Set task: Under this task are some entries; return every one of them exactly.

Collected data entries:
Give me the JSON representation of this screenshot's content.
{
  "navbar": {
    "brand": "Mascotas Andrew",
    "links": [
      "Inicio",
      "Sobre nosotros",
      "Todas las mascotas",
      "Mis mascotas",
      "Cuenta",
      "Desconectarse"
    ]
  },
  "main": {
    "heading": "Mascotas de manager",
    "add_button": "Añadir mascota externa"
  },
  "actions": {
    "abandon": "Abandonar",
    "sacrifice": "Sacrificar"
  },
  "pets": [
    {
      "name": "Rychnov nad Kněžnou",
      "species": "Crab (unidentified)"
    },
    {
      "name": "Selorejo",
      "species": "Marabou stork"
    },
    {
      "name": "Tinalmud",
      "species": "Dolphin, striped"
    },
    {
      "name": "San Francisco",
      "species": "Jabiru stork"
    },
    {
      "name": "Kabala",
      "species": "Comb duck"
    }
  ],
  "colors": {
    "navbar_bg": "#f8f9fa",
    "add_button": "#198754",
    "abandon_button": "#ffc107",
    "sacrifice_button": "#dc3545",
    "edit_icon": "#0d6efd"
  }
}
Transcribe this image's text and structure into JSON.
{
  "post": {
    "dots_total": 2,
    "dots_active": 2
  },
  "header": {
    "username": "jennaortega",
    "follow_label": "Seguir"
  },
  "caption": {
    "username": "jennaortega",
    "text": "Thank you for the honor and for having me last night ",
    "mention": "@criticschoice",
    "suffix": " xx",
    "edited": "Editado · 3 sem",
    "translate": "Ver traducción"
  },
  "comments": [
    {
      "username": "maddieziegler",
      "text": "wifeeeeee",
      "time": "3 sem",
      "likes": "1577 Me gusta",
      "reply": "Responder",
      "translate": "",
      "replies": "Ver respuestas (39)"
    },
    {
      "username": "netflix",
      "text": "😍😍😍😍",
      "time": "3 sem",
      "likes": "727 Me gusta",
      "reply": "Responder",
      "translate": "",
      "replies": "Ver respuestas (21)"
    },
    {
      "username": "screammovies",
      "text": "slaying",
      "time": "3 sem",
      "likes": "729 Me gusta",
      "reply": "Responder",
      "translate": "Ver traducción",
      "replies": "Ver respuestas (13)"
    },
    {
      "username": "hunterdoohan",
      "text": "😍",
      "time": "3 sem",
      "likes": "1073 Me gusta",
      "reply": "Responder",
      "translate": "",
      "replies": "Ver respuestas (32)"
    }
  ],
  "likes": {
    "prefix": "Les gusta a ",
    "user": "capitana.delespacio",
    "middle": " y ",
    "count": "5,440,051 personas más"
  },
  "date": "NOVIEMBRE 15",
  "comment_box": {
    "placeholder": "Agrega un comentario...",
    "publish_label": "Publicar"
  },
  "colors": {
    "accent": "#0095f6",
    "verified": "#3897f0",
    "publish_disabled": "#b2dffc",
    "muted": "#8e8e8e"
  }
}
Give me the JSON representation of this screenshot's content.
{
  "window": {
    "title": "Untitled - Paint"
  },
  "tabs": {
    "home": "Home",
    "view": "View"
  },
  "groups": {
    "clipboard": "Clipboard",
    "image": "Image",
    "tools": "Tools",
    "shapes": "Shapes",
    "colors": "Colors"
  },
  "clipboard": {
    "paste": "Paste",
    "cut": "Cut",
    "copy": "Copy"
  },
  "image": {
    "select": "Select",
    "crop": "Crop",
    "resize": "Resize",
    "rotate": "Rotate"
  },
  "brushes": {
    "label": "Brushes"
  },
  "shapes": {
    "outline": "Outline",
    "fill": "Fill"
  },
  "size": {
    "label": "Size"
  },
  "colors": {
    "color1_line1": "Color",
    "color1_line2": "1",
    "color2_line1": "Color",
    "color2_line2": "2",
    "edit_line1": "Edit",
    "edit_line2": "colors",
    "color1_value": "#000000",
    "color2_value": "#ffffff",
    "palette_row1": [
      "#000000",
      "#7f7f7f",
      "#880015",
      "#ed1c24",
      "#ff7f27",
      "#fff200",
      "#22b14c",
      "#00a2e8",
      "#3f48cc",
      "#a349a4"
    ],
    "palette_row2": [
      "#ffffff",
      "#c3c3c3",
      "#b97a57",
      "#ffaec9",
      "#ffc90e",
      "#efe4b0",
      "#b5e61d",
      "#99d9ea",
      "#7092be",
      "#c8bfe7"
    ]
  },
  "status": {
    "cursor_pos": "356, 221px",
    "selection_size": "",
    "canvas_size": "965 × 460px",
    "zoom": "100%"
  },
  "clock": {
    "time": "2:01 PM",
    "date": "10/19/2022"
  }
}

Full output:
Give me the JSON representation of this screenshot's content.
{
  "navbar": {
    "brand": "Mascotas Andrew",
    "links": [
      "Inicio",
      "Sobre nosotros",
      "Todas las mascotas",
      "Mis mascotas",
      "Cuenta",
      "Desconectarse"
    ]
  },
  "main": {
    "heading": "Mascotas de manager",
    "add_button": "Añadir mascota externa"
  },
  "actions": {
    "abandon": "Abandonar",
    "sacrifice": "Sacrificar"
  },
  "pets": [
    {
      "name": "Rychnov nad Kněžnou",
      "species": "Crab (unidentified)"
    },
    {
      "name": "Selorejo",
      "species": "Marabou stork"
    },
    {
      "name": "Tinalmud",
      "species": "Dolphin, striped"
    },
    {
      "name": "San Francisco",
      "species": "Jabiru stork"
    },
    {
      "name": "Kabala",
      "species": "Comb duck"
    }
  ],
  "colors": {
    "navbar_bg": "#f8f9fa",
    "add_button": "#198754",
    "abandon_button": "#ffc107",
    "sacrifice_button": "#dc3545",
    "edit_icon": "#0d6efd"
  }
}
Transcribe this image's text and structure into JSON.
{
  "post": {
    "dots_total": 2,
    "dots_active": 2
  },
  "header": {
    "username": "jennaortega",
    "follow_label": "Seguir"
  },
  "caption": {
    "username": "jennaortega",
    "text": "Thank you for the honor and for having me last night ",
    "mention": "@criticschoice",
    "suffix": " xx",
    "edited": "Editado · 3 sem",
    "translate": "Ver traducción"
  },
  "comments": [
    {
      "username": "maddieziegler",
      "text": "wifeeeeee",
      "time": "3 sem",
      "likes": "1577 Me gusta",
      "reply": "Responder",
      "translate": "",
      "replies": "Ver respuestas (39)"
    },
    {
      "username": "netflix",
      "text": "😍😍😍😍",
      "time": "3 sem",
      "likes": "727 Me gusta",
      "reply": "Responder",
      "translate": "",
      "replies": "Ver respuestas (21)"
    },
    {
      "username": "screammovies",
      "text": "slaying",
      "time": "3 sem",
      "likes": "729 Me gusta",
      "reply": "Responder",
      "translate": "Ver traducción",
      "replies": "Ver respuestas (13)"
    },
    {
      "username": "hunterdoohan",
      "text": "😍",
      "time": "3 sem",
      "likes": "1073 Me gusta",
      "reply": "Responder",
      "translate": "",
      "replies": "Ver respuestas (32)"
    }
  ],
  "likes": {
    "prefix": "Les gusta a ",
    "user": "capitana.delespacio",
    "middle": " y ",
    "count": "5,440,051 personas más"
  },
  "date": "NOVIEMBRE 15",
  "comment_box": {
    "placeholder": "Agrega un comentario...",
    "publish_label": "Publicar"
  },
  "colors": {
    "accent": "#0095f6",
    "verified": "#3897f0",
    "publish_disabled": "#b2dffc",
    "muted": "#8e8e8e"
  }
}
Give me the JSON representation of this screenshot's content.
{
  "window": {
    "title": "Untitled - Paint"
  },
  "tabs": {
    "home": "Home",
    "view": "View"
  },
  "groups": {
    "clipboard": "Clipboard",
    "image": "Image",
    "tools": "Tools",
    "shapes": "Shapes",
    "colors": "Colors"
  },
  "clipboard": {
    "paste": "Paste",
    "cut": "Cut",
    "copy": "Copy"
  },
  "image": {
    "select": "Select",
    "crop": "Crop",
    "resize": "Resize",
    "rotate": "Rotate"
  },
  "brushes": {
    "label": "Brushes"
  },
  "shapes": {
    "outline": "Outline",
    "fill": "Fill"
  },
  "size": {
    "label": "Size"
  },
  "colors": {
    "color1_line1": "Color",
    "color1_line2": "1",
    "color2_line1": "Color",
    "color2_line2": "2",
    "edit_line1": "Edit",
    "edit_line2": "colors",
    "color1_value": "#000000",
    "color2_value": "#ffffff",
    "palette_row1": [
      "#000000",
      "#7f7f7f",
      "#880015",
      "#ed1c24",
      "#ff7f27",
      "#fff200",
      "#22b14c",
      "#00a2e8",
      "#3f48cc",
      "#a349a4"
    ],
    "palette_row2": [
      "#ffffff",
      "#c3c3c3",
      "#b97a57",
      "#ffaec9",
      "#ffc90e",
      "#efe4b0",
      "#b5e61d",
      "#99d9ea",
      "#7092be",
      "#c8bfe7"
    ]
  },
  "status": {
    "cursor_pos": "356, 221px",
    "selection_size": "",
    "canvas_size": "965 × 460px",
    "zoom": "100%"
  },
  "clock": {
    "time": "2:01 PM",
    "date": "10/19/2022"
  }
}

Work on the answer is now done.